Problem requirements> Provide only the number of lines in the records below that include "Contrast".

Entries from a visual dataset>
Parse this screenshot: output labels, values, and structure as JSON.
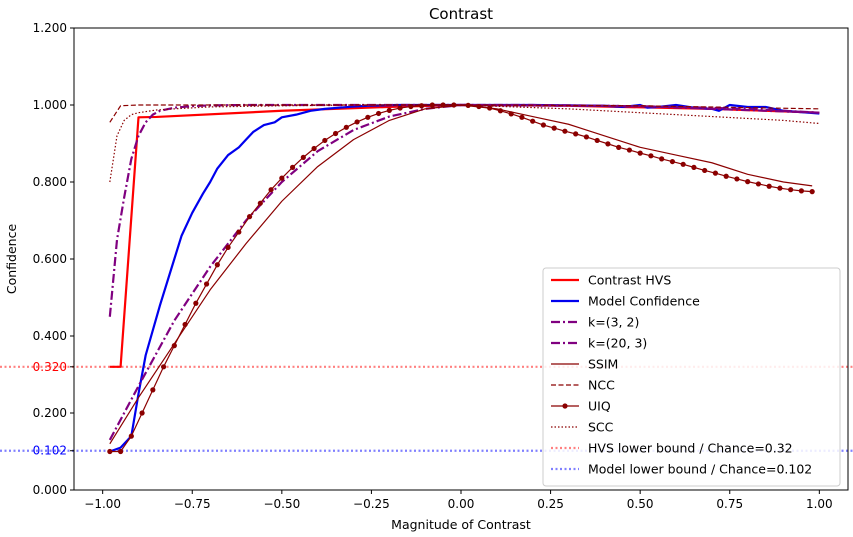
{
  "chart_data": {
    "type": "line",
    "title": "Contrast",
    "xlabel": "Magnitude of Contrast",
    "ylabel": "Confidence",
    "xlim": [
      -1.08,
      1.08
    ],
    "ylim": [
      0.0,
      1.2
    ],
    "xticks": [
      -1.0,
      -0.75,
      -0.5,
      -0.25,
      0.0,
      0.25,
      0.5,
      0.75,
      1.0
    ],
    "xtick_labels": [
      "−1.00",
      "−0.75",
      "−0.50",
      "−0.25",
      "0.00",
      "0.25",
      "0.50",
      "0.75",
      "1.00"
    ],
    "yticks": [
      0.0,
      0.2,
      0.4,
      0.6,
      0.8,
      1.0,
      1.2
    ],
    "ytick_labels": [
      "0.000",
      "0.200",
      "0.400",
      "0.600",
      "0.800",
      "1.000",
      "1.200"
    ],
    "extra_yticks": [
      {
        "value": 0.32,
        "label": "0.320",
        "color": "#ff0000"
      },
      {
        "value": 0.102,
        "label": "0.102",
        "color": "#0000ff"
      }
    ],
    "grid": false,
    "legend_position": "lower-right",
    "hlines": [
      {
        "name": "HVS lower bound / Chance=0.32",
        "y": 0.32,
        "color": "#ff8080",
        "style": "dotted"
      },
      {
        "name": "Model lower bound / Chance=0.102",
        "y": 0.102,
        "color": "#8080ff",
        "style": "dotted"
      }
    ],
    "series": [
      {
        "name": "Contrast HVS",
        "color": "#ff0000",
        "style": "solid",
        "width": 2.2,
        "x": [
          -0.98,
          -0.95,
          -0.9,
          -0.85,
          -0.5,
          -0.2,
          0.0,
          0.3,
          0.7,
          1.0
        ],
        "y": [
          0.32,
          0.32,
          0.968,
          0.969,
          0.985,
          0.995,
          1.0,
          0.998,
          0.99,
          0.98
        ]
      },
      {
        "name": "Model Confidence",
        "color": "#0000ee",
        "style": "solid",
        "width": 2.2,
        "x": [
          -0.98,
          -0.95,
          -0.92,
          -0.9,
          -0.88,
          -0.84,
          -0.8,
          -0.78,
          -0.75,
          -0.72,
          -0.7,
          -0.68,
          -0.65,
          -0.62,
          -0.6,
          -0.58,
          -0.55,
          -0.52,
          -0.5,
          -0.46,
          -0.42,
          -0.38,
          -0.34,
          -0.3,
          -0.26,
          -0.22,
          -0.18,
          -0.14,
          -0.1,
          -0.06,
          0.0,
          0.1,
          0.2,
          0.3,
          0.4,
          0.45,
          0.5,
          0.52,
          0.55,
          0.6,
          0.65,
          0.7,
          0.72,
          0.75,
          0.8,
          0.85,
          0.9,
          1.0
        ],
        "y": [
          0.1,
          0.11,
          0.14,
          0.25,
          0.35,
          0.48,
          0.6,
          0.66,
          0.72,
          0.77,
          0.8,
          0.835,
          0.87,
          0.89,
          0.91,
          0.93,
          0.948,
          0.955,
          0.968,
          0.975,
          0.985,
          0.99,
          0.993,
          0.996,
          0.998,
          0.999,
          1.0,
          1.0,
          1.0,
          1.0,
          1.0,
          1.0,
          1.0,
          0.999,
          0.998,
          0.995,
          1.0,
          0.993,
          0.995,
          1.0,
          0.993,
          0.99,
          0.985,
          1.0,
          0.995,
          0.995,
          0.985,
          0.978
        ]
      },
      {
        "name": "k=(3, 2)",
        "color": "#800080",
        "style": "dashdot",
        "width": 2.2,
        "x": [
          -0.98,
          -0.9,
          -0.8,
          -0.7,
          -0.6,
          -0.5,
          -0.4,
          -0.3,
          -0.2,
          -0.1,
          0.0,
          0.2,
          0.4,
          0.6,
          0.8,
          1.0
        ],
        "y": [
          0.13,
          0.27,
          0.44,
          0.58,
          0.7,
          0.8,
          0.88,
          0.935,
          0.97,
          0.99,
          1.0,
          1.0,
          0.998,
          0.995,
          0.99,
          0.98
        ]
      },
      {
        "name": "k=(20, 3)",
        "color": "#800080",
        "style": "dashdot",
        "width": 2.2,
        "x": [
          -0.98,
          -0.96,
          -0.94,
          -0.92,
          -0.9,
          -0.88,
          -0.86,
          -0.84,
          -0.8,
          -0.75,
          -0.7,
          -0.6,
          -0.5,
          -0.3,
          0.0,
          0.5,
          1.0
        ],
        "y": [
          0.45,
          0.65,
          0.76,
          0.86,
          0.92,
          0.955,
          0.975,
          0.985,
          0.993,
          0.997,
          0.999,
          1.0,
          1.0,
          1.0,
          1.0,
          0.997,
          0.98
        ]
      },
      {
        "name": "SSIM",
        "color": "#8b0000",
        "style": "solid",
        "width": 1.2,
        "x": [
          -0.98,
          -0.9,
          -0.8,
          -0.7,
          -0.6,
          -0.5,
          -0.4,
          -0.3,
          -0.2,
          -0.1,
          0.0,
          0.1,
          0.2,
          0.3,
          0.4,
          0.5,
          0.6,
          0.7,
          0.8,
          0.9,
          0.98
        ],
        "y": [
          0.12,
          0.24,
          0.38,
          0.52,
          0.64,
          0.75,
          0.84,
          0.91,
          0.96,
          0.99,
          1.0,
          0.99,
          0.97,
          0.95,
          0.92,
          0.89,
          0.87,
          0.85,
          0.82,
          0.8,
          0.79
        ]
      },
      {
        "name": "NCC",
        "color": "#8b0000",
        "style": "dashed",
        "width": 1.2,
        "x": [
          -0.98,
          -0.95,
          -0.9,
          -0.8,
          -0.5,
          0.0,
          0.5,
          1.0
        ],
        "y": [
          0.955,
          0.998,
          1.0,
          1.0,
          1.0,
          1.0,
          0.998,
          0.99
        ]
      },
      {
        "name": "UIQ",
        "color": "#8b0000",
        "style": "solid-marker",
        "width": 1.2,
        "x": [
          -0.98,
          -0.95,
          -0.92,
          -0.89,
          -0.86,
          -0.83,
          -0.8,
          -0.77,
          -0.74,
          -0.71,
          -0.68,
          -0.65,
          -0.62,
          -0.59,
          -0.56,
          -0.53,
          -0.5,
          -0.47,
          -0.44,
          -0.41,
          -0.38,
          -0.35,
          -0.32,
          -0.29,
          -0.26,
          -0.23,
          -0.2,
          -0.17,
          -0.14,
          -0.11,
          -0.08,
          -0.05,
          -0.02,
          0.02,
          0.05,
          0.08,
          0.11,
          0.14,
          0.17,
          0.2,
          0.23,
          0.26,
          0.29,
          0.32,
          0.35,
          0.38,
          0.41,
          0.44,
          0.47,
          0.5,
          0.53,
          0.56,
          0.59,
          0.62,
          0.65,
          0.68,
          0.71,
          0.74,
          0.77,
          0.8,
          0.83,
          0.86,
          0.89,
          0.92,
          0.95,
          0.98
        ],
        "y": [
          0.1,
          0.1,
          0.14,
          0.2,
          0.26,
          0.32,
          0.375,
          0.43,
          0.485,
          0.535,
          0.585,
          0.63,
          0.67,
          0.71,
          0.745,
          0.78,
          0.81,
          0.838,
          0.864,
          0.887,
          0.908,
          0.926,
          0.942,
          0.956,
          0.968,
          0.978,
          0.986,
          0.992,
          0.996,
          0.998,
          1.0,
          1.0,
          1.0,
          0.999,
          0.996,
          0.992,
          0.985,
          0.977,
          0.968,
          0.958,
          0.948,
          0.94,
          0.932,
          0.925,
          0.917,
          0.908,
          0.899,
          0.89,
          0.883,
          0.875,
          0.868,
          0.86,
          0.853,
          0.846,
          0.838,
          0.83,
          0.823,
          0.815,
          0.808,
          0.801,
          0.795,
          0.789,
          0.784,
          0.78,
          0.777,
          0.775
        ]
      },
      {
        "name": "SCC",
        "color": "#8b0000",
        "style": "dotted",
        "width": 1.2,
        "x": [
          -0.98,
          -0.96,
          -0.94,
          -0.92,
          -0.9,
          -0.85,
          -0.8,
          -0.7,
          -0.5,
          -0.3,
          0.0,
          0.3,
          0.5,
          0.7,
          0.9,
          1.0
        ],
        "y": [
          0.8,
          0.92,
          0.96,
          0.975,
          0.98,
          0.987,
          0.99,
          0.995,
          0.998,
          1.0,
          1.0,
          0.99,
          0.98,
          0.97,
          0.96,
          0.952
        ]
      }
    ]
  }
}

Response to the task> 3